The quadratic formula is a powerful tool for solving quadratic equations like the one we were given: \(\sqrt{6}x^2 + 2x - \sqrt{\frac{3}{2}} = 0\). Quadratic equations take the form of \(ax^2 + bx + c = 0\), where \(a\), \(b\), and \(c\) are constants. In our example, these constants are:

• \(a = \sqrt{6}\)
• \(b = 2\)
• \(c = -\sqrt{\frac{3}{2}}\)

To find the solutions for \(x\), we plug these values into the quadratic formula:\[x = \frac{-b \pm \sqrt{b^2 - 4ac}}{2a}\]This formula gives us the roots of the quadratic equation, meaning it tells us where the curve of the quadratic crosses the \(x\)-axis. Knowing how to apply this formula is essential for solving quadratic equations, especially complex ones involving square roots.

#####

▸ Task to carry out: Substitute "graph" for "curve" in the passage on the quadratic formula, and write out the passage between "To find the" and "involving square roots.", inclusive. Work only from the passage on the quadratic formula.

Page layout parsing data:
#####

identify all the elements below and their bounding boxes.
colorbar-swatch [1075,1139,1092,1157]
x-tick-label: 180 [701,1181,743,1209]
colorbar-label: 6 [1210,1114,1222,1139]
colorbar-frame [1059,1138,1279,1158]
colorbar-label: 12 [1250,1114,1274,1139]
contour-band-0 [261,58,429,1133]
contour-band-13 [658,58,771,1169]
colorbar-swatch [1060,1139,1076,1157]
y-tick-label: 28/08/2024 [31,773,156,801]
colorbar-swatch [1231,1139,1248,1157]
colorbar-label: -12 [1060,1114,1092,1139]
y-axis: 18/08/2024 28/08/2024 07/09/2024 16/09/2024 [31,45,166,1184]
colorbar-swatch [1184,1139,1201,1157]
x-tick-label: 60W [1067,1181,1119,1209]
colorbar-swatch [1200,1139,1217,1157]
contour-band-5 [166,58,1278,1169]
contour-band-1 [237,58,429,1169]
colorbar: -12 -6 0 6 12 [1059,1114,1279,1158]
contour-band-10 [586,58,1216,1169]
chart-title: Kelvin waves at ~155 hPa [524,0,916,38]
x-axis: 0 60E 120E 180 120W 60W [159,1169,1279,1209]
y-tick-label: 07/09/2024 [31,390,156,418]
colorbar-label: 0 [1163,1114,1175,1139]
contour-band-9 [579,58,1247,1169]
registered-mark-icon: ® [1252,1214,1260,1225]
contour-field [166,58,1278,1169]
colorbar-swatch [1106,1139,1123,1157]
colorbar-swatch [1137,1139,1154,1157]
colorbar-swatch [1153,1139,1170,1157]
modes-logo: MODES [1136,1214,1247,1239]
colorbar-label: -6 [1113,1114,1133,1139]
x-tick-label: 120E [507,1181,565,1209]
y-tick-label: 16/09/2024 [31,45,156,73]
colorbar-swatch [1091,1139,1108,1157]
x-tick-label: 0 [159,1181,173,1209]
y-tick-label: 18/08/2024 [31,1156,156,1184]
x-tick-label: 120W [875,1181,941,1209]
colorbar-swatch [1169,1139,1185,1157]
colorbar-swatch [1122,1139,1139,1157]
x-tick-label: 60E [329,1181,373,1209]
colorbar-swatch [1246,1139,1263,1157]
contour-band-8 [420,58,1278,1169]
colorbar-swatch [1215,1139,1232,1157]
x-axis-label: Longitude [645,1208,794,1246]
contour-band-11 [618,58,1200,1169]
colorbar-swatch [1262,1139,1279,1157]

#####

▸ Your response:
To find the solutions for \(x\), we plug these values into the quadratic formula:\[x = \frac{-b \pm \sqrt{b^2 - 4ac}}{2a}\]This formula gives us the roots of the quadratic equation, meaning it tells us where the graph of the quadratic crosses the \(x\)-axis. Knowing how to apply this formula is essential for solving quadratic equations, especially complex ones involving square roots.